**Exercise aim**
Please arrange the records as a JSON list of strings with one string per line, starting at the line that contains "What elements are" and ending at the line that contains "challenge-label: Batch Variability: [160, 654, 366, 680]", both included. Skip blank lines and leave the picture out.

**Dataset excerpts**

__________________________________________________

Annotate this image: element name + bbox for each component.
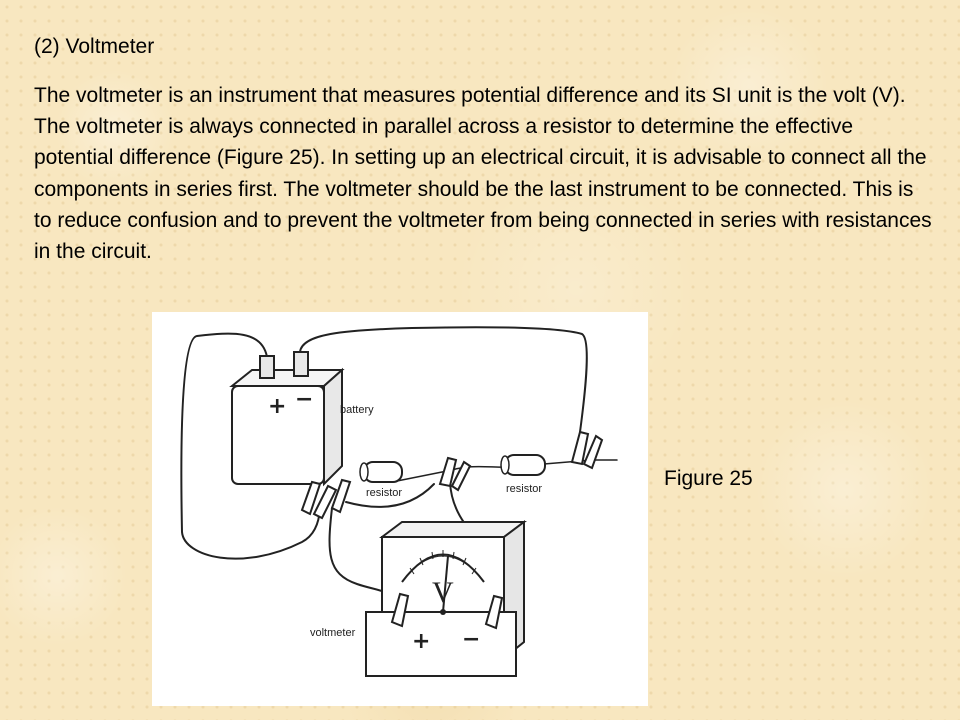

__________________________________________________

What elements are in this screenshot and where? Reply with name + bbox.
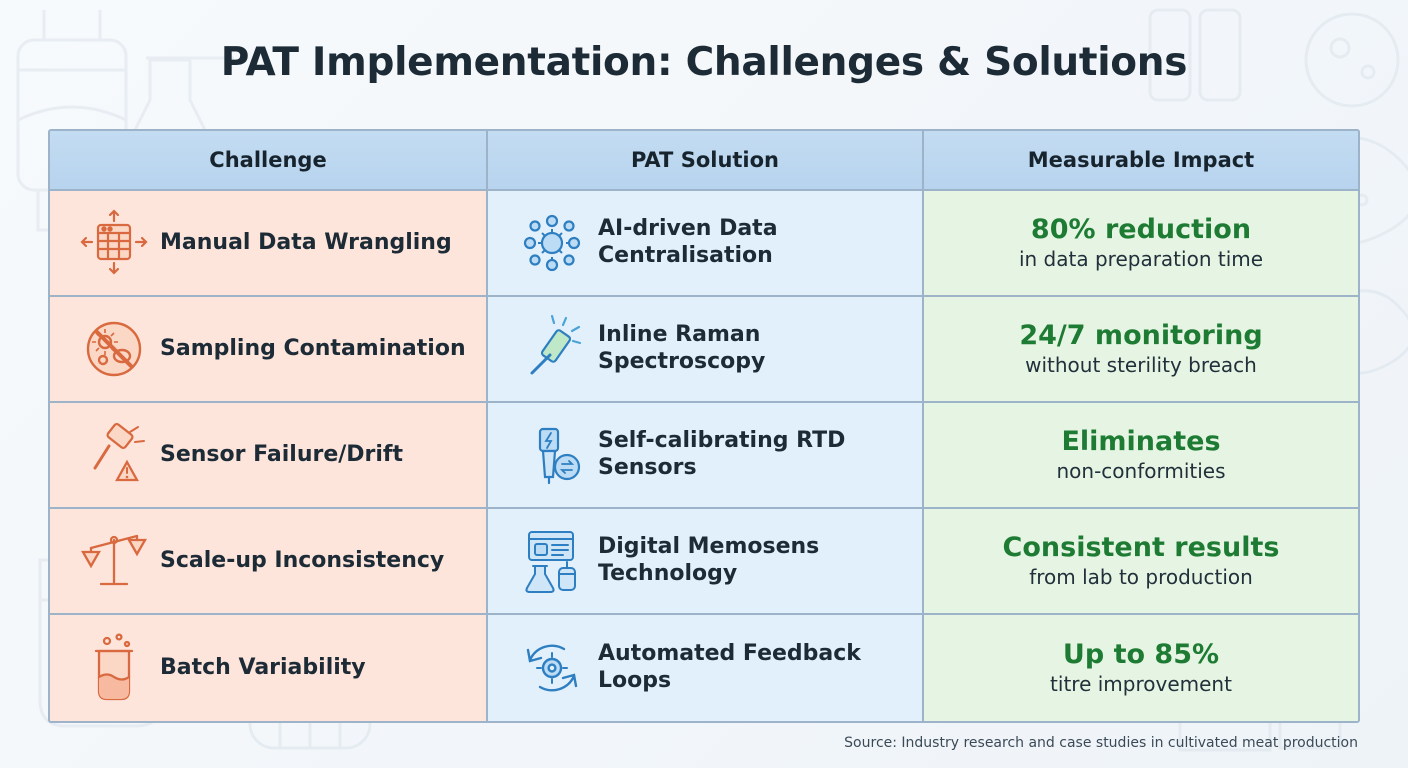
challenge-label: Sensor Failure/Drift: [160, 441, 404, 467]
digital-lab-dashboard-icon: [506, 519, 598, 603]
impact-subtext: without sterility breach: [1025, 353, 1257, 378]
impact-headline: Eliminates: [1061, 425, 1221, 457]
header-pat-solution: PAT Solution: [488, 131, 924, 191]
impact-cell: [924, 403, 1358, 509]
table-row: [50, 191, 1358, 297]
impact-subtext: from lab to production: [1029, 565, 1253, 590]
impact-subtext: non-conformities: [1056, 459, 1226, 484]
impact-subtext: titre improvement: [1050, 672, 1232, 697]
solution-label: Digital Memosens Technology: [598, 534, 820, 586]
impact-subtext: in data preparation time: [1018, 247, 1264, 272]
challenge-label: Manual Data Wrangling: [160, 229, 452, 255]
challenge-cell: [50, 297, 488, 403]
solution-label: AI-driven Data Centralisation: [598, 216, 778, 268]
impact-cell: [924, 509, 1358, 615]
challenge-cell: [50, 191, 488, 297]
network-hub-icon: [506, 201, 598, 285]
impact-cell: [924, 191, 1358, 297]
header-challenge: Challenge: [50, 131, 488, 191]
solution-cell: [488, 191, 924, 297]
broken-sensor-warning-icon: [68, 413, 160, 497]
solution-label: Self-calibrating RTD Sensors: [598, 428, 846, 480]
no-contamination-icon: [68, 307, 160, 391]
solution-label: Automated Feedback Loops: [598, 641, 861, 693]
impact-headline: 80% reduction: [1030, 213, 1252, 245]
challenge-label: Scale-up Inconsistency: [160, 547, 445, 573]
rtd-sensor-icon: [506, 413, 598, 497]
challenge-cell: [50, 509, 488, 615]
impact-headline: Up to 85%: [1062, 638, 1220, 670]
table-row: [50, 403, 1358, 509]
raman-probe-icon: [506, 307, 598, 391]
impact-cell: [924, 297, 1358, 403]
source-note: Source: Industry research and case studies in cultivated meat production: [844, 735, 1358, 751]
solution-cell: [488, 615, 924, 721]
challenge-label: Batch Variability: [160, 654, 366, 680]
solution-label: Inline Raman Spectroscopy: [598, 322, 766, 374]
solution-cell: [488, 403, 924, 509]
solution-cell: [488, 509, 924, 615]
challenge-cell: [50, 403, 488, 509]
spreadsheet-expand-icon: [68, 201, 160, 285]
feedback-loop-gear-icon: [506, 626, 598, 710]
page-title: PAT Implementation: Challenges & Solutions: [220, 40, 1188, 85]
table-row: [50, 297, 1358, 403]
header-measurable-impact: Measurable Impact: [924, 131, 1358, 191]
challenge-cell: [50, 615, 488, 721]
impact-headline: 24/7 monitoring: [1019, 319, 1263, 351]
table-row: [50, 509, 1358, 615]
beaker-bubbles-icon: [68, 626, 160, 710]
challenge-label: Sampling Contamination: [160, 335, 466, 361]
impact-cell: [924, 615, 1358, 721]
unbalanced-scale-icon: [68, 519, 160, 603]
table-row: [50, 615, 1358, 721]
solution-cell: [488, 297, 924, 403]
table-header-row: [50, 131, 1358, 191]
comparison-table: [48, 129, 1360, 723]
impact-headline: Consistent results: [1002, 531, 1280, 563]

__________________________________________________

**Full response**
[
  "What elements are in this screenshot and where? Reply with name + bbox.",
  "challenge-label: Sensor Failure/Drift: [160, 441, 404, 467]",
  "digital-lab-dashboard-icon: [506, 519, 598, 603]",
  "impact-subtext: without sterility breach: [1025, 353, 1257, 378]",
  "impact-headline: Eliminates: [1061, 425, 1221, 457]",
  "header-pat-solution: PAT Solution: [488, 131, 924, 191]",
  "impact-cell: [924, 403, 1358, 509]",
  "table-row: [50, 191, 1358, 297]",
  "impact-subtext: from lab to production: [1029, 565, 1253, 590]",
  "impact-subtext: non-conformities: [1056, 459, 1226, 484]",
  "impact-subtext: titre improvement: [1050, 672, 1232, 697]",
  "solution-label: Digital Memosens Technology: [598, 534, 820, 586]",
  "impact-subtext: in data preparation time: [1018, 247, 1264, 272]",
  "challenge-label: Manual Data Wrangling: [160, 229, 452, 255]",
  "challenge-cell: [50, 297, 488, 403]",
  "solution-label: AI-driven Data Centralisation: [598, 216, 778, 268]",
  "impact-cell: [924, 509, 1358, 615]",
  "challenge-cell: [50, 191, 488, 297]",
  "network-hub-icon: [506, 201, 598, 285]",
  "impact-cell: [924, 191, 1358, 297]",
  "header-challenge: Challenge: [50, 131, 488, 191]",
  "solution-cell: [488, 191, 924, 297]",
  "broken-sensor-warning-icon: [68, 413, 160, 497]",
  "solution-label: Self-calibrating RTD Sensors: [598, 428, 846, 480]",
  "no-contamination-icon: [68, 307, 160, 391]",
  "solution-label: Automated Feedback Loops: [598, 641, 861, 693]",
  "impact-headline: 80% reduction: [1030, 213, 1252, 245]",
  "challenge-label: Scale-up Inconsistency: [160, 547, 445, 573]",
  "rtd-sensor-icon: [506, 413, 598, 497]",
  "challenge-cell: [50, 509, 488, 615]",
  "impact-headline: Up to 85%: [1062, 638, 1220, 670]",
  "table-row: [50, 403, 1358, 509]",
  "raman-probe-icon: [506, 307, 598, 391]",
  "impact-cell: [924, 297, 1358, 403]",
  "source-note: Source: Industry research and case studies in cultivated meat production: [844, 735, 1358, 751]",
  "solution-cell: [488, 615, 924, 721]",
  "challenge-label: Batch Variability: [160, 654, 366, 680]"
]